→ **Objective**: Collect all lines below with the string "icon".

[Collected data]
________________
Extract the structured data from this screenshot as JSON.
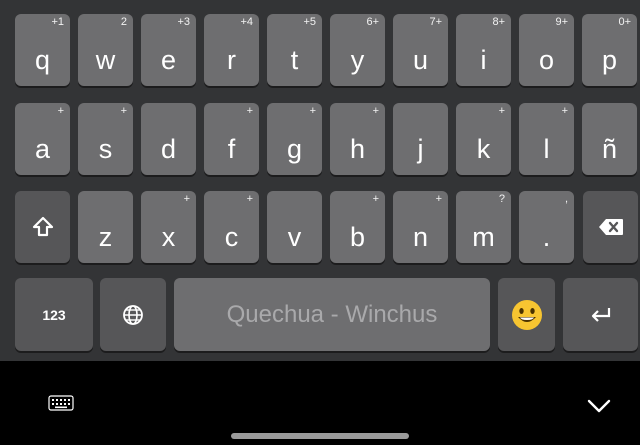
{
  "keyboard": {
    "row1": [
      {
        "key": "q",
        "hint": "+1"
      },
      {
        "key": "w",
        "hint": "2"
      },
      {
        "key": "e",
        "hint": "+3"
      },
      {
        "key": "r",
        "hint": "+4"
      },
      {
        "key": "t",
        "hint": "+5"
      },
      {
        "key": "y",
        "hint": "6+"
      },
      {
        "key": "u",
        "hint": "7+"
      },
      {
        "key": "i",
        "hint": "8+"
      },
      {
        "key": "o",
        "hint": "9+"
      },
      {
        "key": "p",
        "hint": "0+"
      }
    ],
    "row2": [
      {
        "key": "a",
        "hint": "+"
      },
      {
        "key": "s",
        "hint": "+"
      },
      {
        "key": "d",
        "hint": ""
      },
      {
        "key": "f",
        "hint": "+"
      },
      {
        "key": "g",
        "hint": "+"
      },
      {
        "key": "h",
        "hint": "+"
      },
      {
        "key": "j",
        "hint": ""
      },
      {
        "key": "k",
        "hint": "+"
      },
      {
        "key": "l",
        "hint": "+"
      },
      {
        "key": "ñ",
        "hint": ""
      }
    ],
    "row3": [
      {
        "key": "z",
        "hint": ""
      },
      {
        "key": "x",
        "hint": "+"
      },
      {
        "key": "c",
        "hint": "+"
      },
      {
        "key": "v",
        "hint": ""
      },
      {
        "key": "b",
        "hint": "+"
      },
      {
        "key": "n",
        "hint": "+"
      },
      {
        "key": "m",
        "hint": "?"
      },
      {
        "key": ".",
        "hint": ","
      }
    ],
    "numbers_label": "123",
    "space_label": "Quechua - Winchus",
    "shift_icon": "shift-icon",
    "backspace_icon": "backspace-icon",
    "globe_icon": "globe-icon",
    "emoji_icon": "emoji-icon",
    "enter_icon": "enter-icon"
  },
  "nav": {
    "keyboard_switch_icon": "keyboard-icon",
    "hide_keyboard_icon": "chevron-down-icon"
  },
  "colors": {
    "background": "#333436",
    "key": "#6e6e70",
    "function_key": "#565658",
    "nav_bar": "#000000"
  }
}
________________
→ **Response to the exercise**:
    "shift_icon": "shift-icon",
    "backspace_icon": "backspace-icon",
    "globe_icon": "globe-icon",
    "emoji_icon": "emoji-icon",
    "enter_icon": "enter-icon"
    "keyboard_switch_icon": "keyboard-icon",
    "hide_keyboard_icon": "chevron-down-icon"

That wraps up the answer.